**YOUR INSTRUCTIONS**
Please give the listing again in its entirety, exactly as written.

**Dataset items**
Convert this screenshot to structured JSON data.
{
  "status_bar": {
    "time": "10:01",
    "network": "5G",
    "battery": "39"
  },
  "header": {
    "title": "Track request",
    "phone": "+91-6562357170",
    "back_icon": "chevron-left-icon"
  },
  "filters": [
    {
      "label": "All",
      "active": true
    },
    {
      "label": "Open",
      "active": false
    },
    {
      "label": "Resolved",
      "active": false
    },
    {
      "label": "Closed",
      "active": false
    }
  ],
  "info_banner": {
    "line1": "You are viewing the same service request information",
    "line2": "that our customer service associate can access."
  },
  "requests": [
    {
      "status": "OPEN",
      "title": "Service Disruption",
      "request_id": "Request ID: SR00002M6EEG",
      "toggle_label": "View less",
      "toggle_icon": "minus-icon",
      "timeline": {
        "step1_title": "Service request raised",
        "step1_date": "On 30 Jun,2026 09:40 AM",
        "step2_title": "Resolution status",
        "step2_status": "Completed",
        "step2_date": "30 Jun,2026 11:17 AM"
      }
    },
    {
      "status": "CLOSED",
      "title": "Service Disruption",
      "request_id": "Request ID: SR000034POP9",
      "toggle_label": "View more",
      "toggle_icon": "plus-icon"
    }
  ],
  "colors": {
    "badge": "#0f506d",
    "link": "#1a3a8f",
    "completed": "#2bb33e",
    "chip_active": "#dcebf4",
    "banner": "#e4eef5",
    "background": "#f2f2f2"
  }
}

**RESULT OF THIS TASK**
Convert this screenshot to structured JSON data.
{
  "status_bar": {
    "time": "10:01",
    "network": "5G",
    "battery": "39"
  },
  "header": {
    "title": "Track request",
    "phone": "+91-6562357170",
    "back_icon": "chevron-left-icon"
  },
  "filters": [
    {
      "label": "All",
      "active": true
    },
    {
      "label": "Open",
      "active": false
    },
    {
      "label": "Resolved",
      "active": false
    },
    {
      "label": "Closed",
      "active": false
    }
  ],
  "info_banner": {
    "line1": "You are viewing the same service request information",
    "line2": "that our customer service associate can access."
  },
  "requests": [
    {
      "status": "OPEN",
      "title": "Service Disruption",
      "request_id": "Request ID: SR00002M6EEG",
      "toggle_label": "View less",
      "toggle_icon": "minus-icon",
      "timeline": {
        "step1_title": "Service request raised",
        "step1_date": "On 30 Jun,2026 09:40 AM",
        "step2_title": "Resolution status",
        "step2_status": "Completed",
        "step2_date": "30 Jun,2026 11:17 AM"
      }
    },
    {
      "status": "CLOSED",
      "title": "Service Disruption",
      "request_id": "Request ID: SR000034POP9",
      "toggle_label": "View more",
      "toggle_icon": "plus-icon"
    }
  ],
  "colors": {
    "badge": "#0f506d",
    "link": "#1a3a8f",
    "completed": "#2bb33e",
    "chip_active": "#dcebf4",
    "banner": "#e4eef5",
    "background": "#f2f2f2"
  }
}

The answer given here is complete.